_WHAT IS ASKED_
In the listing below, how many lines contain the word "ylabel"? Please respond with the number only.

_Entries with figure data_
***
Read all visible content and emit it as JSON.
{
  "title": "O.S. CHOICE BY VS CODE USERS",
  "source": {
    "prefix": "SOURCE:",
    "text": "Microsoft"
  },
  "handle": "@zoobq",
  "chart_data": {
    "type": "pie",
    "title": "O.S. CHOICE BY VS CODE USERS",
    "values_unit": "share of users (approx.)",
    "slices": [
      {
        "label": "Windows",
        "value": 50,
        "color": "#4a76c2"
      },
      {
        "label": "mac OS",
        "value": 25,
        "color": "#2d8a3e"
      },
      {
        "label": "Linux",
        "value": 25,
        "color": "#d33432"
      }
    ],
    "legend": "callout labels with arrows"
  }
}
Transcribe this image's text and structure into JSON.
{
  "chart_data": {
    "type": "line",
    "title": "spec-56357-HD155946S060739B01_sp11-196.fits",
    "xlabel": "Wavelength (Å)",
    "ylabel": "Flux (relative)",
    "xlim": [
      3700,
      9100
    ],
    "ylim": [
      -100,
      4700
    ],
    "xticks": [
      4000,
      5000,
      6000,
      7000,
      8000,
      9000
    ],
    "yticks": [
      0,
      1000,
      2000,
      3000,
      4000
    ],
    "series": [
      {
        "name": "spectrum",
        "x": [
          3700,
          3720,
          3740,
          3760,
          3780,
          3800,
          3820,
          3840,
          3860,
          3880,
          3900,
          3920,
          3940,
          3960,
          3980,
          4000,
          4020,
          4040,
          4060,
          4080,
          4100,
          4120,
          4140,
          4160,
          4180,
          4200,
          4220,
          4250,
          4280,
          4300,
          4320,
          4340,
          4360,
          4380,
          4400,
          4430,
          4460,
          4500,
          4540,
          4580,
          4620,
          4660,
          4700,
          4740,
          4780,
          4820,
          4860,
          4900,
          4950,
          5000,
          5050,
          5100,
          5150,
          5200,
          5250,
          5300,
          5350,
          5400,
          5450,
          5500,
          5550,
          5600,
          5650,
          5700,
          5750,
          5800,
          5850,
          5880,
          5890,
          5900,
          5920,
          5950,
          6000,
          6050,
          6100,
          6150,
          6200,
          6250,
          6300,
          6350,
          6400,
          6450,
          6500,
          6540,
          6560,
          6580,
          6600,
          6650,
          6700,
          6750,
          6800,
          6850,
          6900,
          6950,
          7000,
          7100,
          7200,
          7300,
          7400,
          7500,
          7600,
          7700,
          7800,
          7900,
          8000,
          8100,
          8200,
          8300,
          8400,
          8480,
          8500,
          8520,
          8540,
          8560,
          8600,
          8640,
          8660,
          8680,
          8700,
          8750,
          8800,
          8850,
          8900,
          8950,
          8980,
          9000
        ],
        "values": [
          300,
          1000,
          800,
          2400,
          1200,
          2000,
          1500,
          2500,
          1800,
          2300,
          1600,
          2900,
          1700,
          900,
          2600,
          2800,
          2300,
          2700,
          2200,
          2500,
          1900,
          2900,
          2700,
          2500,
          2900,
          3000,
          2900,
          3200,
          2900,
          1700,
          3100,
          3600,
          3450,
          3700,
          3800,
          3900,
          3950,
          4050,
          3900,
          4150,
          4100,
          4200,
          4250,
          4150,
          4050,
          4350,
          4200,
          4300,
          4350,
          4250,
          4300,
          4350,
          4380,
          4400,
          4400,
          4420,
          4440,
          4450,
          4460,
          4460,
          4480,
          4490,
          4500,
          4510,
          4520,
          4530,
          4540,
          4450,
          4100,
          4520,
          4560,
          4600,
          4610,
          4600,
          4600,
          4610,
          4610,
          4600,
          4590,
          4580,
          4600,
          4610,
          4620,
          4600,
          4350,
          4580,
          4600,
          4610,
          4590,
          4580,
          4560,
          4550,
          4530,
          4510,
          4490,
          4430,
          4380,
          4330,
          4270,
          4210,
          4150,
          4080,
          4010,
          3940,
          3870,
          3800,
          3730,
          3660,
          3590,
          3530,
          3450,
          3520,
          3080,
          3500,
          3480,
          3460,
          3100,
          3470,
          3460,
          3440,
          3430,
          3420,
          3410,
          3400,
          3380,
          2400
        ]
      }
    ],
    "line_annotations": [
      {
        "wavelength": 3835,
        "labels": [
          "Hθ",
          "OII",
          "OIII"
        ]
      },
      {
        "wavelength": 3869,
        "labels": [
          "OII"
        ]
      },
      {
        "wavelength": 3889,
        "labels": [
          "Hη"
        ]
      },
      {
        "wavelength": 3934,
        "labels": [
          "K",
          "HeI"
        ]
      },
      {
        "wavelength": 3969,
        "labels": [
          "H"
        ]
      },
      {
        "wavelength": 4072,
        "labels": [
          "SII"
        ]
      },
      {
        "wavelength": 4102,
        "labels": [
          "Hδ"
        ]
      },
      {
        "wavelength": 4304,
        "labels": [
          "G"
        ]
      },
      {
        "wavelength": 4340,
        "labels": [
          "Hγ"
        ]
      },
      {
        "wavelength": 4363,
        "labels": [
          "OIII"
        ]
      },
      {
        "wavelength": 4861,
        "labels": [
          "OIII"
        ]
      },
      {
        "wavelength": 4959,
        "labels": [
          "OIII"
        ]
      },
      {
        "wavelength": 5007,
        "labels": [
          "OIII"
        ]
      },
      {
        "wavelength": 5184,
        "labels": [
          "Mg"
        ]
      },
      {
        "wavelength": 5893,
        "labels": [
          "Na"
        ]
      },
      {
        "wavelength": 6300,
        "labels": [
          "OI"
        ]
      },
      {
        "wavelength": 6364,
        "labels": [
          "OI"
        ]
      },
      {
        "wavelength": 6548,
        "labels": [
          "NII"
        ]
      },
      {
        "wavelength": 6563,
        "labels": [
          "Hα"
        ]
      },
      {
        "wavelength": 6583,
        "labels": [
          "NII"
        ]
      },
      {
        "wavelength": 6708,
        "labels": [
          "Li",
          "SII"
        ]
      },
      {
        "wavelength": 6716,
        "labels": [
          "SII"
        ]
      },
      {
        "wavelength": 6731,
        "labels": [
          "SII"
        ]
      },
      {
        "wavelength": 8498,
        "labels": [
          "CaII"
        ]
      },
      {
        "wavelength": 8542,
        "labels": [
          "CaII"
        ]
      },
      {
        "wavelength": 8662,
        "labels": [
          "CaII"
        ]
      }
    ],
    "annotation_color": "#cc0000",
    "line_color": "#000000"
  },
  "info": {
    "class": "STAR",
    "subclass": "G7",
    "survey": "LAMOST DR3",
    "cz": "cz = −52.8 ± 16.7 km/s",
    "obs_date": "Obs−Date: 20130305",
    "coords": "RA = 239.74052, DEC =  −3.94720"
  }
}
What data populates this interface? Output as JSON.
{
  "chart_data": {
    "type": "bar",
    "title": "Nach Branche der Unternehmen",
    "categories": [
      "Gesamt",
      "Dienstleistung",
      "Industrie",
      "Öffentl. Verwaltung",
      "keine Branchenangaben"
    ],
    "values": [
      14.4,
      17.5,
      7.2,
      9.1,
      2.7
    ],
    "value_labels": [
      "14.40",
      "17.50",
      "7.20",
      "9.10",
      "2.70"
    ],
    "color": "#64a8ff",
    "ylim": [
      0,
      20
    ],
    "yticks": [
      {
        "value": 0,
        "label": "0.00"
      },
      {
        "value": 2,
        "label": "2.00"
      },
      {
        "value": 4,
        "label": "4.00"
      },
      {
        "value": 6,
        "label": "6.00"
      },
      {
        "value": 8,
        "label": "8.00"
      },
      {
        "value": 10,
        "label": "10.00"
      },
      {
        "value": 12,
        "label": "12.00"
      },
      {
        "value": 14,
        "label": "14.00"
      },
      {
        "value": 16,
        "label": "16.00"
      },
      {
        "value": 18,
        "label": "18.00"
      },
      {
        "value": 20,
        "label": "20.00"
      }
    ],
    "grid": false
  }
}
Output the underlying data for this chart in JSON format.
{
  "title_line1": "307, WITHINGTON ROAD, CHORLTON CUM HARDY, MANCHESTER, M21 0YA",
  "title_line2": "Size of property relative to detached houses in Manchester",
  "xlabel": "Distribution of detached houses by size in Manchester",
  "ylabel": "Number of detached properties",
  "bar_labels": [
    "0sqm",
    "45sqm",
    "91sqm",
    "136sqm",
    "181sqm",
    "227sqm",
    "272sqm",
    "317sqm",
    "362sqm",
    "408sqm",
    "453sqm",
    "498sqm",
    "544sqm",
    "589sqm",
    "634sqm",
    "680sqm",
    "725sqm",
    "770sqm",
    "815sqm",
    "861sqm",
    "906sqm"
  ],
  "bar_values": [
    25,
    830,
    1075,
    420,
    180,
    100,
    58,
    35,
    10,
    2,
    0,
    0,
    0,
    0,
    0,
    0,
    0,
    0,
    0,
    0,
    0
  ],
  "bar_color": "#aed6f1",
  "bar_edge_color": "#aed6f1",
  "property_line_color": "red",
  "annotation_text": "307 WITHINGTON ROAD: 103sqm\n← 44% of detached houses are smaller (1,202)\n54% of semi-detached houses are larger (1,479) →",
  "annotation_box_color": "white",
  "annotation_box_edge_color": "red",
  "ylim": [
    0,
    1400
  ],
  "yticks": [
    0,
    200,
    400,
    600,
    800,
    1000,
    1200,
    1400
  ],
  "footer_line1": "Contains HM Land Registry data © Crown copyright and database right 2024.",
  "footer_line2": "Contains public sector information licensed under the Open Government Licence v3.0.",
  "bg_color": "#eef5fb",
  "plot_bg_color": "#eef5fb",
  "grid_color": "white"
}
***
_SOLUTION TO THIS PROBLEM_
2